Rows ->
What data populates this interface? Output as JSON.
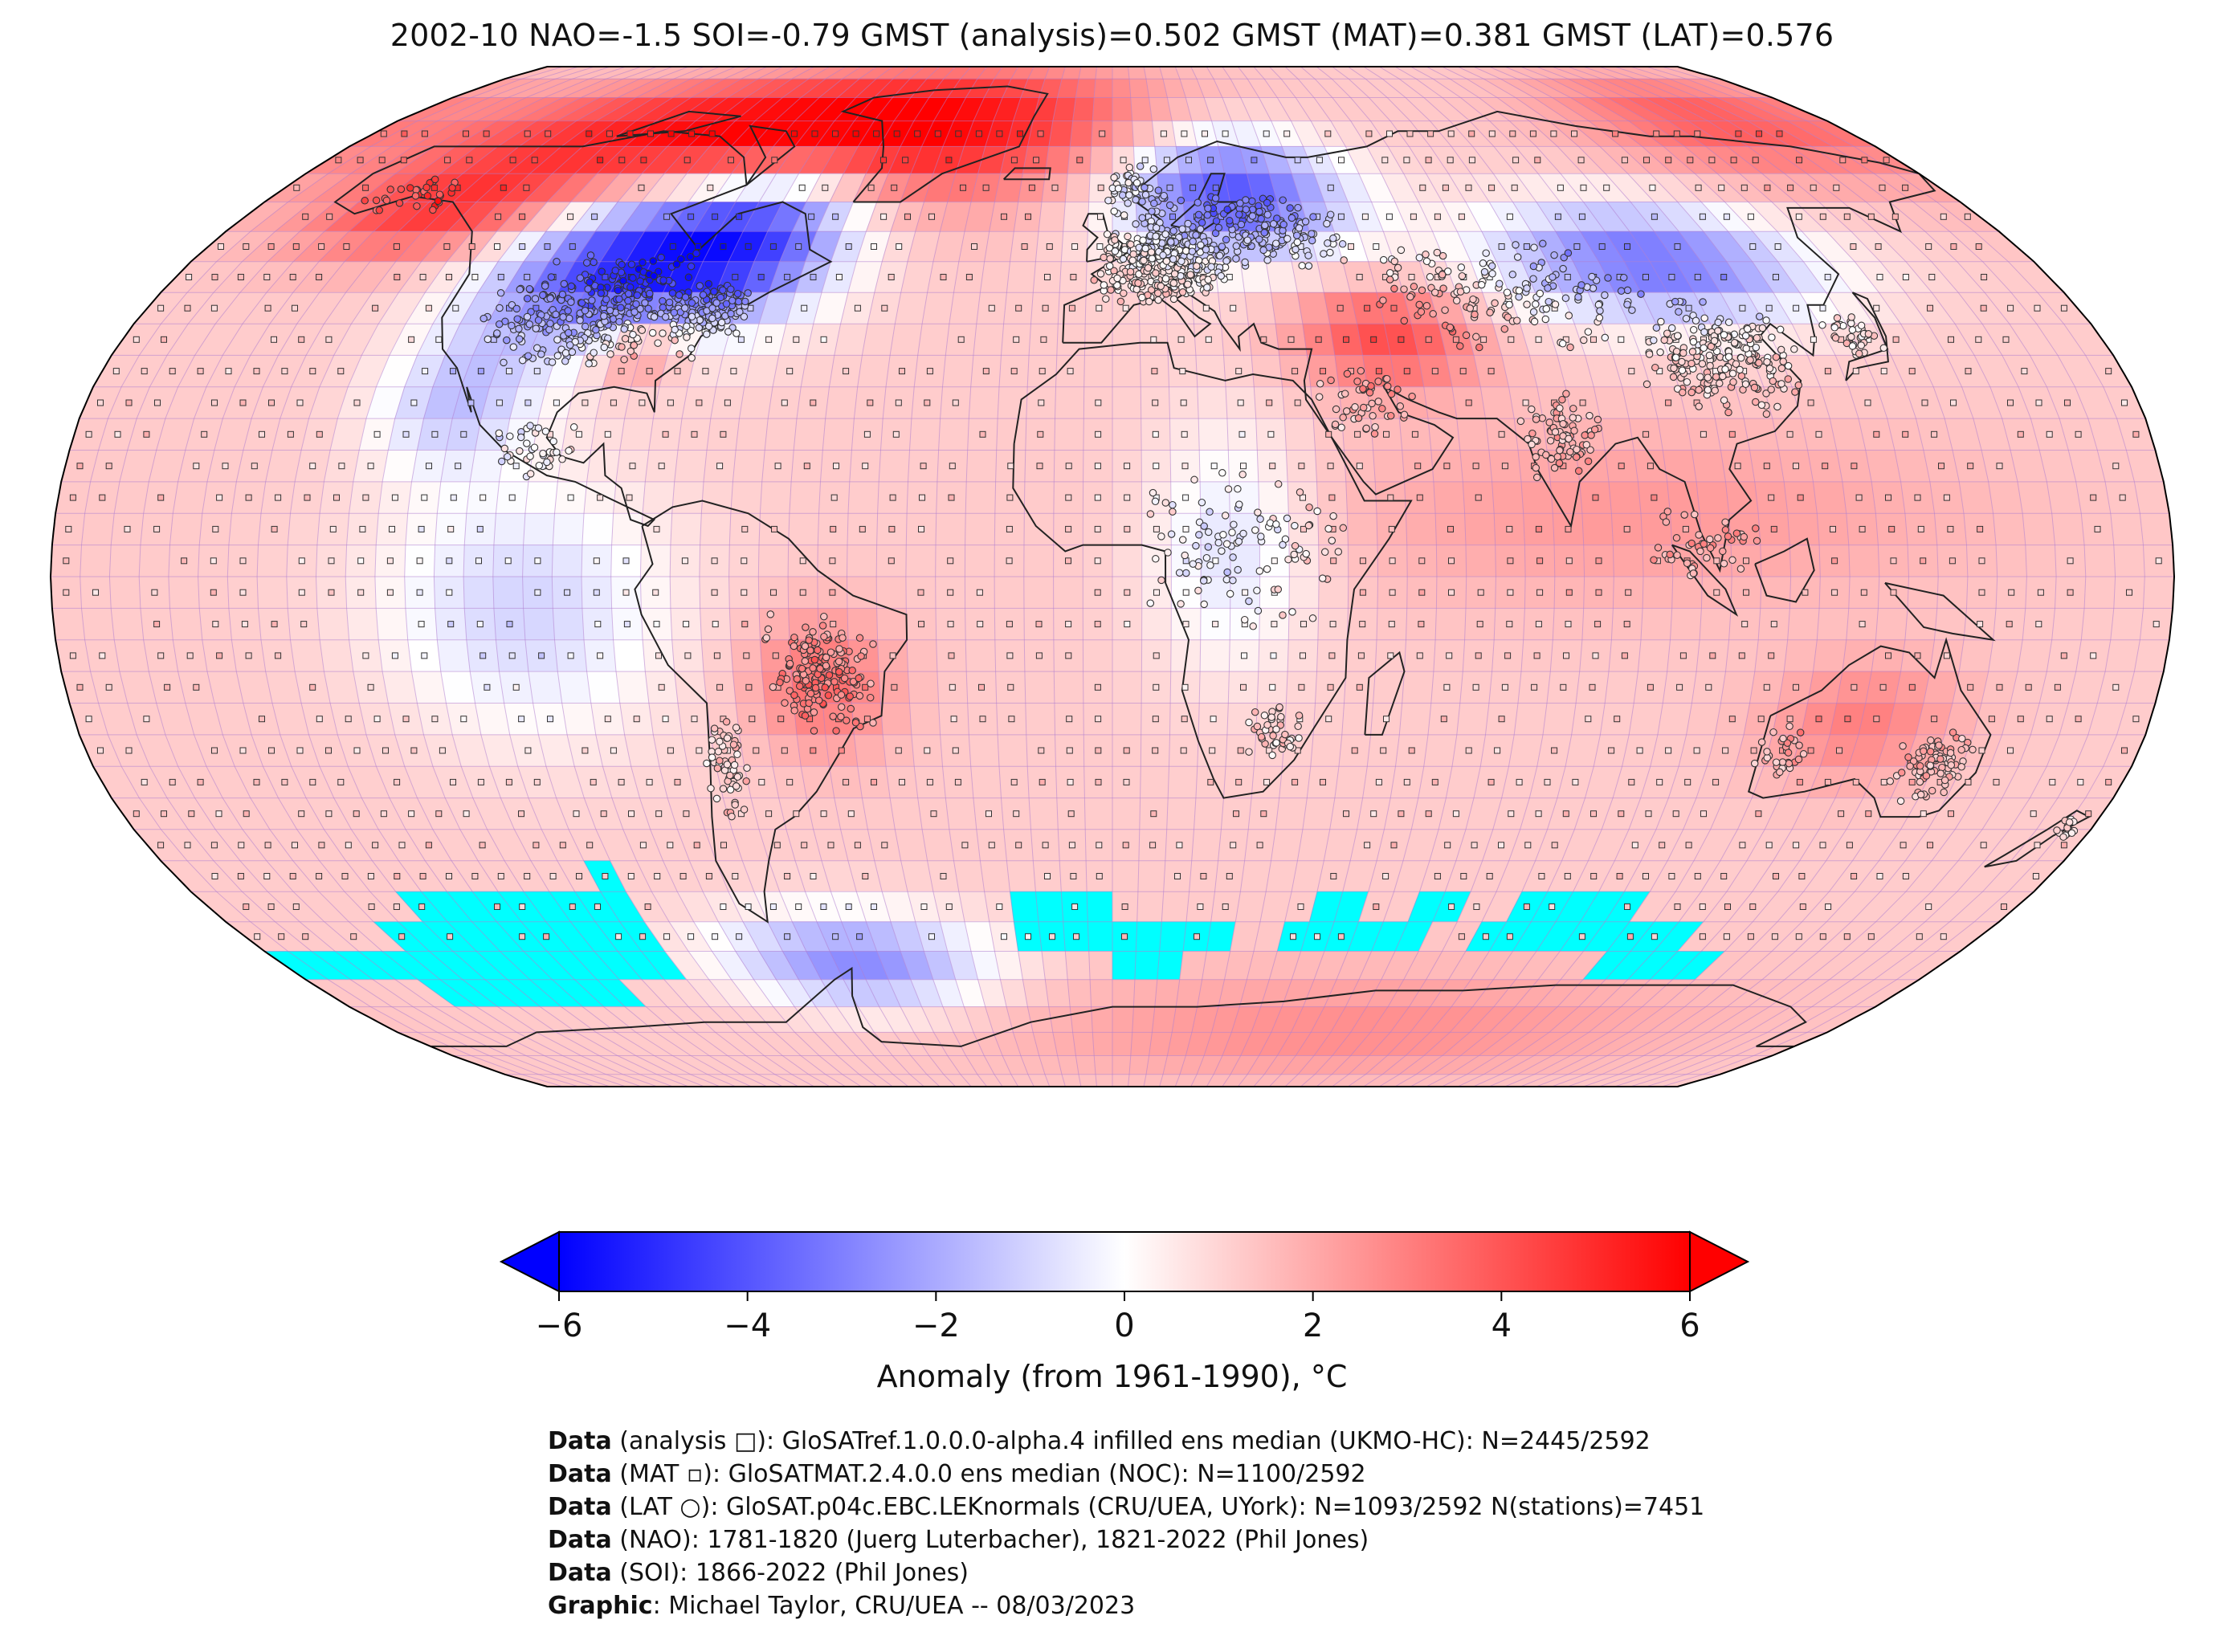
{
  "title": "2002-10 NAO=-1.5 SOI=-0.79 GMST (analysis)=0.502 GMST (MAT)=0.381 GMST (LAT)=0.576",
  "colorbar": {
    "label": "Anomaly (from 1961-1990), °C",
    "ticks": [
      "−6",
      "−4",
      "−2",
      "0",
      "2",
      "4",
      "6"
    ],
    "range": [
      -6,
      6
    ],
    "colors": [
      "#0000ff",
      "#ffffff",
      "#ff0000"
    ],
    "extend": "both"
  },
  "map": {
    "projection": "Robinson",
    "grid_resolution_deg": 5,
    "missing_color": "#00ffff",
    "anomaly_regions": [
      {
        "region": "Greenland / Arctic",
        "anomaly": 5
      },
      {
        "region": "North America (central)",
        "anomaly": -4.5
      },
      {
        "region": "Northeast Europe / Scandinavia",
        "anomaly": -4
      },
      {
        "region": "Central Asia (north)",
        "anomaly": -3.5
      },
      {
        "region": "Middle East",
        "anomaly": 3
      },
      {
        "region": "Central South America",
        "anomaly": 3
      },
      {
        "region": "Antarctic Peninsula",
        "anomaly": -3
      },
      {
        "region": "Southern Ocean",
        "anomaly": "missing"
      }
    ]
  },
  "credits": [
    {
      "bold": "Data",
      "text": " (analysis □): GloSATref.1.0.0.0-alpha.4 infilled ens median (UKMO-HC): N=2445/2592"
    },
    {
      "bold": "Data",
      "text": " (MAT ▫): GloSATMAT.2.4.0.0 ens median (NOC): N=1100/2592"
    },
    {
      "bold": "Data",
      "text": " (LAT ○): GloSAT.p04c.EBC.LEKnormals (CRU/UEA, UYork): N=1093/2592 N(stations)=7451"
    },
    {
      "bold": "Data",
      "text": " (NAO): 1781-1820 (Juerg Luterbacher), 1821-2022 (Phil Jones)"
    },
    {
      "bold": "Data",
      "text": " (SOI): 1866-2022 (Phil Jones)"
    },
    {
      "bold": "Graphic",
      "text": ": Michael Taylor, CRU/UEA -- 08/03/2023"
    }
  ]
}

Work required ->
Copy out every line with the word "America".

The completed task ->
        "region": "North America (central)",
        "region": "Central South America",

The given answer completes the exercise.